Data supplied:

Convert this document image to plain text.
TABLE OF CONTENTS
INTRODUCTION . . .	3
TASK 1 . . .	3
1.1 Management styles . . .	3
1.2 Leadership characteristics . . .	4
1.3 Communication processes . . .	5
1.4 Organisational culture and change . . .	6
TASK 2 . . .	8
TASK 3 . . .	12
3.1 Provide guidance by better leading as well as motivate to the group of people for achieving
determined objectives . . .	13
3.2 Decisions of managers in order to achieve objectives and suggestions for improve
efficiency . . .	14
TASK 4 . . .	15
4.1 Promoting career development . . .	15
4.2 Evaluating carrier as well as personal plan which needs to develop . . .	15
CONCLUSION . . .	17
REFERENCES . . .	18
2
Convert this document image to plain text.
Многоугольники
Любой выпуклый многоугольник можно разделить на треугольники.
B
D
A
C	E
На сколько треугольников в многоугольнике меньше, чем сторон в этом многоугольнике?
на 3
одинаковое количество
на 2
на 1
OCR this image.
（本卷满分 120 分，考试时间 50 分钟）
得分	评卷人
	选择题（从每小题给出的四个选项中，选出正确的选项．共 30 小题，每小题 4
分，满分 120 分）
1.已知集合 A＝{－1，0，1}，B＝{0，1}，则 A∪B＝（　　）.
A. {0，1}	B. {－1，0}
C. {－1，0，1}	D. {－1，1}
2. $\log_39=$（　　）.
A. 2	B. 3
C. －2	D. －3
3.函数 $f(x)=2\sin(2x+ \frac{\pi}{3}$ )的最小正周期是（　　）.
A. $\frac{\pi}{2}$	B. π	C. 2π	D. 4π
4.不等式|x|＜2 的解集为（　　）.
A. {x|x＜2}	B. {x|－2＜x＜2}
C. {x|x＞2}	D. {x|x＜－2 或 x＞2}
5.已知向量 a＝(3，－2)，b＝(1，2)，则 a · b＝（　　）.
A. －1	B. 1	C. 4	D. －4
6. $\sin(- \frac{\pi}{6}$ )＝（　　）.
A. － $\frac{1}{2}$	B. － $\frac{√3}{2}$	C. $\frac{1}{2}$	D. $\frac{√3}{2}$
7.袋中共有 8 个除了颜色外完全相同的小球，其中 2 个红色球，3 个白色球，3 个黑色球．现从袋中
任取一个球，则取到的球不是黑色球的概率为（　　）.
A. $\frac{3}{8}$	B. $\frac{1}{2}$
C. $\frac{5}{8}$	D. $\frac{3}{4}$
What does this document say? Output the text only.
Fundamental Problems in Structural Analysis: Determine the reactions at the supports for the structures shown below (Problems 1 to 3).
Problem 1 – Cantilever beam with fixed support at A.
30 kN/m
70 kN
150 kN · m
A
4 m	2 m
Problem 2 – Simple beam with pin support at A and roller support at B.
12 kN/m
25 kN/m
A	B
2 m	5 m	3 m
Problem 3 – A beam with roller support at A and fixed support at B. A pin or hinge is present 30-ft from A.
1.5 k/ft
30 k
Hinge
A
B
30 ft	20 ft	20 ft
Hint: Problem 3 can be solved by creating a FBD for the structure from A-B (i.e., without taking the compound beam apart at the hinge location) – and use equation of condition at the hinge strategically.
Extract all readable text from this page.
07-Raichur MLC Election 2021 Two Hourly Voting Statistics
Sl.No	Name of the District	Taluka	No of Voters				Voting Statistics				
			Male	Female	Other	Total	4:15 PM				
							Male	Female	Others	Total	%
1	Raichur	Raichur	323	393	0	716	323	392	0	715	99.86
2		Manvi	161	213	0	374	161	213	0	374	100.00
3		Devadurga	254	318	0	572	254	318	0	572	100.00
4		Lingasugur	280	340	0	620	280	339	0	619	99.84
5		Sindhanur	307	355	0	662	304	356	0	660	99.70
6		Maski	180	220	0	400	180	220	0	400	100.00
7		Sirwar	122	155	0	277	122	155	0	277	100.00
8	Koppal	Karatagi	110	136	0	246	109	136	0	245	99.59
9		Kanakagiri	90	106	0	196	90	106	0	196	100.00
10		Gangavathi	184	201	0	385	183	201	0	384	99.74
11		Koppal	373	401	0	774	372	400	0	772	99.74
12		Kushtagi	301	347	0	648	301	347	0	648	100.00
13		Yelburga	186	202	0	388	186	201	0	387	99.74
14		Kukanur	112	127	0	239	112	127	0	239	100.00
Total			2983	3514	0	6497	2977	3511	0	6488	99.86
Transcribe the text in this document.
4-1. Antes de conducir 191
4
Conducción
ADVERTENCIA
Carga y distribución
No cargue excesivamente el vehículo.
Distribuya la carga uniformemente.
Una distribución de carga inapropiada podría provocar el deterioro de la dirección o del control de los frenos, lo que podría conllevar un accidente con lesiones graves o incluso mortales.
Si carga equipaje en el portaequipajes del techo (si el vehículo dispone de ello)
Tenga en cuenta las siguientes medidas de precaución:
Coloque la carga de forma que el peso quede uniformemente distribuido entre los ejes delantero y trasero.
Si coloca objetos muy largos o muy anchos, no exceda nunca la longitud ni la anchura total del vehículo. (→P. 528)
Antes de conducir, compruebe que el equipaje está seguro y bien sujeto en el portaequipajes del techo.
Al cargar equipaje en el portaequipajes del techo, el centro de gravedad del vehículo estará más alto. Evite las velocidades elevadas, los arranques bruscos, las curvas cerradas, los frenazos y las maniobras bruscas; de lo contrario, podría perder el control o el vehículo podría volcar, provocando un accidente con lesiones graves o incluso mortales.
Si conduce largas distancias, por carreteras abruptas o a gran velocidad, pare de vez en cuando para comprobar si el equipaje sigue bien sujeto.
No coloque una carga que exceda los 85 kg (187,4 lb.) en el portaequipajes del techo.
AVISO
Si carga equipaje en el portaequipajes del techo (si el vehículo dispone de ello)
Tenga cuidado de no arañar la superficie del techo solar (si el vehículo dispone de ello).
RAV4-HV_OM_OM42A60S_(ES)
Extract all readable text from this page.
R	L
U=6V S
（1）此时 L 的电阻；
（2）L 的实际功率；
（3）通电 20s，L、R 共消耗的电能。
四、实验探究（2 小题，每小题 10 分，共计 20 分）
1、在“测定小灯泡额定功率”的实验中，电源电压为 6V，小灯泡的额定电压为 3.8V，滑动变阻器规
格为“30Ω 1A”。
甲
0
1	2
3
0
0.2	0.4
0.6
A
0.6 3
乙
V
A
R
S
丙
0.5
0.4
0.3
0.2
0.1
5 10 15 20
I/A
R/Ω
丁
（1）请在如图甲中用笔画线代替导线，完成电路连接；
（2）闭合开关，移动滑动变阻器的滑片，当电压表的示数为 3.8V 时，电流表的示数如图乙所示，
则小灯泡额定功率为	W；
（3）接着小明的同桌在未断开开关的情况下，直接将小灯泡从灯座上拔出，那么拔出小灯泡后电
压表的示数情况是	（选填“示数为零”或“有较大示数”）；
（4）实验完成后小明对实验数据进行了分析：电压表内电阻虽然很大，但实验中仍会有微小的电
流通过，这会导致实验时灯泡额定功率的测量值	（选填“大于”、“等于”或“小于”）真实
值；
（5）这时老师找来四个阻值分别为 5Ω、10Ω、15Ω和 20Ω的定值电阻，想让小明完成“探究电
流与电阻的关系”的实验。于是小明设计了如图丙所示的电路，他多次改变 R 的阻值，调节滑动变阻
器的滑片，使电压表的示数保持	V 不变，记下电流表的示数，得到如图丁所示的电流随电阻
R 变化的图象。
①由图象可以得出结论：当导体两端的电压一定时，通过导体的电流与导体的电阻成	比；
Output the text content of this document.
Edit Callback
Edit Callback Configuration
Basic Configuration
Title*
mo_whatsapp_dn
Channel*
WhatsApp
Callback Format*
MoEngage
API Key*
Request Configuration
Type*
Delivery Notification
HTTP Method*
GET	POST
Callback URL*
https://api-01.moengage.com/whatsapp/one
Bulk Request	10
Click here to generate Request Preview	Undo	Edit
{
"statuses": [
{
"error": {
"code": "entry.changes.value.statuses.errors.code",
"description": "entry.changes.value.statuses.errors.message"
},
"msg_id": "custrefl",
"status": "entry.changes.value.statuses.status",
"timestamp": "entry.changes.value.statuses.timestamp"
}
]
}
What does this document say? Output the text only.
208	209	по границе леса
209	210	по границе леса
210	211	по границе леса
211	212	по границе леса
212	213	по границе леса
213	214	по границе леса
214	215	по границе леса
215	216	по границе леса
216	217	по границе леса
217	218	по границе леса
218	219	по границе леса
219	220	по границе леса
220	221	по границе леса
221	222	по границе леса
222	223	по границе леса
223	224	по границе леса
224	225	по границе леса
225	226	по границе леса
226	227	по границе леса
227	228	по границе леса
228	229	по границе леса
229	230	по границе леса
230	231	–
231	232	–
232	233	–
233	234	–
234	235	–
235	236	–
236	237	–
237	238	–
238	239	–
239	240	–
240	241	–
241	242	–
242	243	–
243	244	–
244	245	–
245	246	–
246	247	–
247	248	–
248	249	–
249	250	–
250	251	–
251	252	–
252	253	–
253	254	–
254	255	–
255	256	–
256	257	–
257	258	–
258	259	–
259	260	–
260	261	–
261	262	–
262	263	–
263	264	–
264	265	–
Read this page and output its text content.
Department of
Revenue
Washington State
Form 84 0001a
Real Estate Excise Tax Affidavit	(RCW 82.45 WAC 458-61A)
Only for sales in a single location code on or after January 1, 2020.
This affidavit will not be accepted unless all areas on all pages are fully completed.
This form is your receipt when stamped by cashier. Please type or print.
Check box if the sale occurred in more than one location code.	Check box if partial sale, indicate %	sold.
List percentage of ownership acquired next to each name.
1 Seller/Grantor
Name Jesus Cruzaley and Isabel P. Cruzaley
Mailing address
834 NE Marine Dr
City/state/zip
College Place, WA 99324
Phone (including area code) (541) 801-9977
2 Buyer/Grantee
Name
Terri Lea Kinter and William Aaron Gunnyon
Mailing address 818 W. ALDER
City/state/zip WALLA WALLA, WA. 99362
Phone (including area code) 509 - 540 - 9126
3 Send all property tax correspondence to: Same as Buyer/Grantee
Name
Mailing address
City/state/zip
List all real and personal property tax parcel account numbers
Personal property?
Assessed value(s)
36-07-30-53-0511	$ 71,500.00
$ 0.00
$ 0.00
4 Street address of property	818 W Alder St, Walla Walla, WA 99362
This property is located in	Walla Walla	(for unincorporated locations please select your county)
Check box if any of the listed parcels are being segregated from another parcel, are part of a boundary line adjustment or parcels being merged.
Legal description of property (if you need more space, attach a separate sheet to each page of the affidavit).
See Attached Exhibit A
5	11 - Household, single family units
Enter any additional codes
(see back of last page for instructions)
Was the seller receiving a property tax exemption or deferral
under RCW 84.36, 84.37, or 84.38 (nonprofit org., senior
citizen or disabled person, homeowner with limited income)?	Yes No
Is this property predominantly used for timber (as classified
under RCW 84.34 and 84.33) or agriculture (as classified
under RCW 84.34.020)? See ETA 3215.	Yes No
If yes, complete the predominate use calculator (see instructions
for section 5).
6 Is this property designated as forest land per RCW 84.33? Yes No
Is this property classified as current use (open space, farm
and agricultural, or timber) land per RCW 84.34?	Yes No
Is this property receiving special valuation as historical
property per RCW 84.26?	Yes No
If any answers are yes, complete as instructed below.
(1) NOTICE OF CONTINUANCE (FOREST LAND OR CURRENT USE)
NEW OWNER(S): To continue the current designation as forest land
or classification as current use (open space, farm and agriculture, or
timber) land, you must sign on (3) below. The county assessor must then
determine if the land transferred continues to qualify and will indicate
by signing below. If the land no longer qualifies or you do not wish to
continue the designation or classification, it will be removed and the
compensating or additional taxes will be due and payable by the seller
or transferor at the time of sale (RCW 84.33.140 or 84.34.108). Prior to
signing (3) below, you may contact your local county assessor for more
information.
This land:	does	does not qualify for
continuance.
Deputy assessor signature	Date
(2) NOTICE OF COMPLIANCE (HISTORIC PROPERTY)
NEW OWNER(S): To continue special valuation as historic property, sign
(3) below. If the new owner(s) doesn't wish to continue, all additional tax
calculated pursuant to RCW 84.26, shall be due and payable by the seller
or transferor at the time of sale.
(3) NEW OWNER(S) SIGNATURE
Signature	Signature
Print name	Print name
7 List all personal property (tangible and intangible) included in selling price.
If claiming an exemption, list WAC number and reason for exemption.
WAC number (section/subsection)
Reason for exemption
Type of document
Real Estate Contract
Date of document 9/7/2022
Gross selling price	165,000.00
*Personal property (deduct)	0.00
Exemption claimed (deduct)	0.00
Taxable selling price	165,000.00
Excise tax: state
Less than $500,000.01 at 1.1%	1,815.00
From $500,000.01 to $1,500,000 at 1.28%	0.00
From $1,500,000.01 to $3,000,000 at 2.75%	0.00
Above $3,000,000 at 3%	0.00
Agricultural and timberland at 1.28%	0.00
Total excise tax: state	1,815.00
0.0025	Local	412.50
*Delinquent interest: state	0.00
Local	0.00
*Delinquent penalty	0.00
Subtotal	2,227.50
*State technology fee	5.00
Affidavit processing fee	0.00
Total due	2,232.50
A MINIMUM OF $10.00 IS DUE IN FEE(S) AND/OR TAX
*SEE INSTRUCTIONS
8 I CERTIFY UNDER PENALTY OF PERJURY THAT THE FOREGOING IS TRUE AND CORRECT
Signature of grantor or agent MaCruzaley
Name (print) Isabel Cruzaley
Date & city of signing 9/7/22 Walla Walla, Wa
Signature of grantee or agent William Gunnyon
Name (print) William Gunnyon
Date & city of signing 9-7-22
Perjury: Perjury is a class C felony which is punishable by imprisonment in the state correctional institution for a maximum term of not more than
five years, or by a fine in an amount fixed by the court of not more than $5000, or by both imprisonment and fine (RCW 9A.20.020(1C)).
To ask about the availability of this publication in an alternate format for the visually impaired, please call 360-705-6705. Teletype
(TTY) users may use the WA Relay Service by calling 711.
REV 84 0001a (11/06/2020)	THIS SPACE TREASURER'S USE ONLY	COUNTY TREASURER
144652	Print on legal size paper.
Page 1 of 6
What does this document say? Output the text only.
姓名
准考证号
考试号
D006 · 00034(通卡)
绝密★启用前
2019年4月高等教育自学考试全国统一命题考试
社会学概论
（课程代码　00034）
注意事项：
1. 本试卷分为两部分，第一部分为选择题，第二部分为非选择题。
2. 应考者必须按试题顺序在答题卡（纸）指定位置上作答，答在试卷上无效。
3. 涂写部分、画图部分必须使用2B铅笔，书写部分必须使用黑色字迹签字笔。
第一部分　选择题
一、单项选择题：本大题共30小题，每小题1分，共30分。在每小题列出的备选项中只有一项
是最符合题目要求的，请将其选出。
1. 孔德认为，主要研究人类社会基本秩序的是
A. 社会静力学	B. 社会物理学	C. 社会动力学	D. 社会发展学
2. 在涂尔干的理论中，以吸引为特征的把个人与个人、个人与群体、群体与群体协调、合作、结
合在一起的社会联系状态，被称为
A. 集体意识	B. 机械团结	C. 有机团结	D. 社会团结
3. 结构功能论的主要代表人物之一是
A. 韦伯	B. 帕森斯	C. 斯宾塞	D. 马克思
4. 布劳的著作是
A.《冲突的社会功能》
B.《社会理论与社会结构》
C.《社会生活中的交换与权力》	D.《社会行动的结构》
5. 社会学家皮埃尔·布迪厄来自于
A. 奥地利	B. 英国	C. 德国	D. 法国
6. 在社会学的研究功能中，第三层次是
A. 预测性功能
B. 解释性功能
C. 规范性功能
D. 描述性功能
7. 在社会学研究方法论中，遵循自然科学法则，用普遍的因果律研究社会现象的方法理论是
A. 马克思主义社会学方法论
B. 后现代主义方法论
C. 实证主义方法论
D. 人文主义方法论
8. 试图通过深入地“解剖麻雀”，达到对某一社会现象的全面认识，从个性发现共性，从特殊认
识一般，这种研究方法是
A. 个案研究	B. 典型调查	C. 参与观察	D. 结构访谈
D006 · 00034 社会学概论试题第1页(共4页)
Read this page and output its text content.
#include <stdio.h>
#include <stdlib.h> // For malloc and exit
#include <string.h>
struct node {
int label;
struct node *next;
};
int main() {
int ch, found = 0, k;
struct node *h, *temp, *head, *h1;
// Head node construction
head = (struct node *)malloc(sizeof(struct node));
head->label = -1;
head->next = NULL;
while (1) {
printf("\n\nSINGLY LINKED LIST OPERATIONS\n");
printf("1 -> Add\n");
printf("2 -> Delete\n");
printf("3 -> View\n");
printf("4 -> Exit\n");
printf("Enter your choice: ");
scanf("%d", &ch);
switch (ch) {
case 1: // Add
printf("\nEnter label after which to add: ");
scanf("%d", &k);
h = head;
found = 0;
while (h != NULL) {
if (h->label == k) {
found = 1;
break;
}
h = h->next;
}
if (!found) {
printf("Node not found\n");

Goal: List each line in the listing that contains the string "Antes".

Complete response:
4-1. Antes de conducir 191
Antes de conducir, compruebe que el equipaje está seguro y bien sujeto en el portaequipajes del techo.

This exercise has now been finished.